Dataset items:
-*-*-
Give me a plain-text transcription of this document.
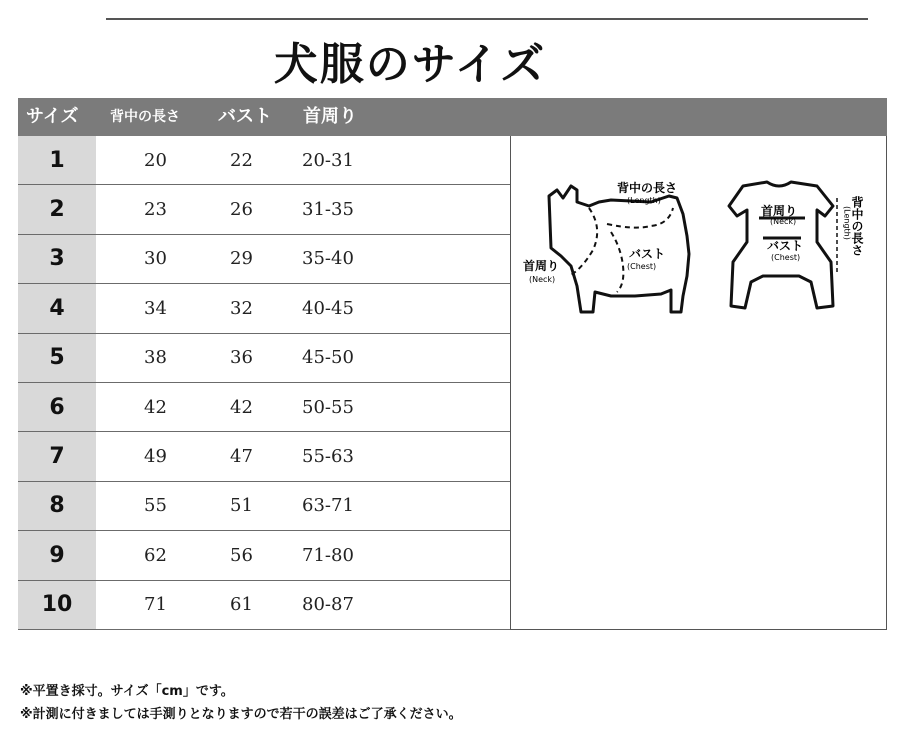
犬服のサイズ
サイズ 背中の長さ バスト 首周り
1	20	22	20-31
2	23	26	31-35
3	30	29	35-40
4	34	32	40-45
5	38	36	45-50
6	42	42	50-55
7	49	47	55-63
8	55	51	63-71
9	62	56	71-80
10	71	61	80-87
背中の長さ
(Length)
バスト
(Chest)
首周り
(Neck)
首周り
(Neck)
バスト
(Chest)
背中の長さ
(Length)
※平置き採寸。サイズ「cm」です。
※計測に付きましては手測りとなりますので若干の誤差はご了承ください。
-*-*-
**SET TASK**
Copy the material above in full and exactly, skipping pictures.

**CORRECT OUTPUT**
Give me a plain-text transcription of this document.
犬服のサイズ
サイズ 背中の長さ バスト 首周り
1	20	22	20-31
2	23	26	31-35
3	30	29	35-40
4	34	32	40-45
5	38	36	45-50
6	42	42	50-55
7	49	47	55-63
8	55	51	63-71
9	62	56	71-80
10	71	61	80-87
背中の長さ
(Length)
バスト
(Chest)
首周り
(Neck)
首周り
(Neck)
バスト
(Chest)
背中の長さ
(Length)
※平置き採寸。サイズ「cm」です。
※計測に付きましては手測りとなりますので若干の誤差はご了承ください。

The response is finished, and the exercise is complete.